◆ TASKS TO CARRY OUT
a - According to the CyOPs benchmark text, which CyOPs™ version and build were the performance tests run on?
b - Reproduce the CyOPs benchmark text word for word, everything from "1. The alerts" down to "to finish execution.".
c - According to the CyOPs benchmark text, why might the observations differ in a production environment?

◆ TEXT UNDER STUDY
>>>>
This document details the performance benchmark tests conducted in CyberSponse labs. The performance benchmarking tests were performed on CyOPs™ version 5.0.0 Build 866.

Objective

The objective of this performance test is to measure the time taken to create alerts in CyOPs™, and complete the execution of corresponding playbooks on the created alerts on a single-node CyOPs™ appliance and a cluster setup of CyOPs™.

The data from this benchmark test can help you in determining your scaling requirements for CyOPs™ instance to handle the expected workload in your environment.


Solution

Environment

CyOPs™ Virtual Appliance Specifications

ComponentSpecifications
CPU8 CPUs
Memory32 GB
Storage250 GB virtual disk running on top of Samsung SSD 360 Pro model attached to VMware ESX server

Operating System Specifications

Operating SystemKernel Version
CentOS 73.10.0-957.5.1.eI7.x86_6 

Pre-test Conditions

At the start of each test run -

  • The test environment contained zero alerts.
  • The test environment contained only the CyOPs™ built-in connectors such as IMAP, Utilities, etc.
  • The system playbooks were deactivated and there were no running playbooks.
  • The playbook execution logs were purged.

Details of the CyOPs™ Performance Benchmarking Test

The test was executed using an automated test bed that initiated HTTPS calls per clock tick ( x alerts ingested per second ) which created alerts in CyOPs™ and then triggered a playbook for each alert created. Steps are as follows:

  1. The alerts were created using JMeter to simulate parallel invocation of the API - ‘/api/3/alerts/’.
  2. When an alert was created, a post-create playbook is triggered which performs the following steps: 
    • Declare variables using the Set Variable Step
    • Extract artifacts from the source data of the alert using the “CyOPs: Extract Artifacts from String” action of the CyOPs Utilities connector.
    • Add the extracted artifacts in the “Closure Notes” field of the alert.
    • Update the status of the alert to “Closed”.

Observations

The data in the following tables outlines the number of alerts ingested in a clock tick, the total time taken to ingest those alerts, and the total time taken for all the playbooks triggered to finish execution.

Single Invocation Test run on a single-node CyOPs™ appliance 

Number of alerts created in CyOPs™
Total time taken to create all alerts in CyOPs™ (in seconds)
Total time taken to execute all Playbooks (in seconds)
25
6
10.755
50
11
23.729
100
23
47.240
150
27
70.388
170
37
79.673

Single Invocation Test run on a two-node Active-Active CyOPs™ cluster 

Number of alerts created in CyOPs™
Total time taken to create all alerts in CyOPs™ (in seconds)
Total time taken to execute all Playbooks (in seconds)
25
4
7.111
50
7
13.656
100
16
26.456
150
22
37.307
170
24
44.557
200
26
53.43
300
39
77.537

Sustained Invocation Test

In the sustenance test conducted on a two-node Active-Active CyOPs™ cluster, we could ingest 100 Alerts every 30 secs over 24 hours and observed that 176904 alerts were generated and corresponding playbooks successfully completed.

In the sustenance test conducted on a single node machine we could ingest 100 Alerts every 30 secs over 24 hours and observed that 15017 alerts were generated and corresponding playbooks successfully completed.

* The number of alerts ingested in the system are the same as the alerts generated by the performance tool.

Conclusion

Based on this test, we conclude, that CyOPs™ could process an average of 6250 alerts in an hour in a single node and 7084 alerts in an hour in a two-node Active-Active CyOPs™ cluster. This includes creation of alerts, and running corresponding playbooks to process the alerts.

Notes

In a production environment the following factors might vary, which could affect the observations:

  1. The size of alert data.
  2. The number of playbooks that are being executed in parallel for each alert (ex, system playbook for notification or triage/investigate playbooks).
  3. The number of steps in each playbook.
  4. The network bandwidth especially for outbound connections to applications such as VirusTotal.
<<<<
◆ SUPPLIED ENTRIES
>>>>
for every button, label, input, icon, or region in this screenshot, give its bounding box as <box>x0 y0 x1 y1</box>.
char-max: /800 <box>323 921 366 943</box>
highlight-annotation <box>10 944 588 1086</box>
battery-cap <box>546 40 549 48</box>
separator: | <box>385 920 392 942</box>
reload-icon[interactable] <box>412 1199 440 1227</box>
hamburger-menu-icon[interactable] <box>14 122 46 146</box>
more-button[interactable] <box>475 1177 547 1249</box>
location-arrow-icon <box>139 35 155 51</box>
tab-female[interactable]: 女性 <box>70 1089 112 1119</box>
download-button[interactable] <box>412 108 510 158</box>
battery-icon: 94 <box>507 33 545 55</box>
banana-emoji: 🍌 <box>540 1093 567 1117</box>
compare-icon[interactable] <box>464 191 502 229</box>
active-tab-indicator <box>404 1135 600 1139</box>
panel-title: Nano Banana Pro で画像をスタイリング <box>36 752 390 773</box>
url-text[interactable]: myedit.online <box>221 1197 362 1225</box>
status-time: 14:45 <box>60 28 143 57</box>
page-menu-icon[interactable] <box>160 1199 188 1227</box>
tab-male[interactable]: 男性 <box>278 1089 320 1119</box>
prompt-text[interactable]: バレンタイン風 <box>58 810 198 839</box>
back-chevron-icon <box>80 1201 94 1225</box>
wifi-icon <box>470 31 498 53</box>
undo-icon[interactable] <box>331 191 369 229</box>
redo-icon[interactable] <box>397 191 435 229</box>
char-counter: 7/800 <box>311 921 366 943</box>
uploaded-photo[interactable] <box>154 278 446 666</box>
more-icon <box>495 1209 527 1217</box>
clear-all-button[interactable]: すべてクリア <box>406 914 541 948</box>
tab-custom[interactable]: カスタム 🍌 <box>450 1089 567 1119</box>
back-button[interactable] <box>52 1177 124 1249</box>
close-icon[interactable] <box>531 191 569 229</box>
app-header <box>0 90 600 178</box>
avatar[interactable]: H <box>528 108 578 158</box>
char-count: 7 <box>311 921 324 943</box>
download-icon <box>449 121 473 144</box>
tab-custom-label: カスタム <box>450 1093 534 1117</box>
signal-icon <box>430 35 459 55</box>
<<<<
◆ OUTPUTS IN ORDER
a - CyOPs™ version 5.0.0 Build 866.

b -
1. The alerts were created using JMeter to simulate parallel invocation of the API - ‘/api/3/alerts/’.
  2. When an alert was created, a post-create playbook is triggered which performs the following steps: 
    • Declare variables using the Set Variable Step
    • Extract artifacts from the source data of the alert using the “CyOPs: Extract Artifacts from String” action of the CyOPs Utilities connector.
    • Add the extracted artifacts in the “Closure Notes” field of the alert.
    • Update the status of the alert to “Closed”.

Observations

The data in the following tables outlines the number of alerts ingested in a clock tick, the total time taken to ingest those alerts, and the total time taken for all the playbooks triggered to finish execution.

c - Several factors might vary in production: the size of alert data, the number of playbooks executed in parallel for each alert, the number of steps in each playbook, and network bandwidth, especially for outbound connections to applications such as VirusTotal.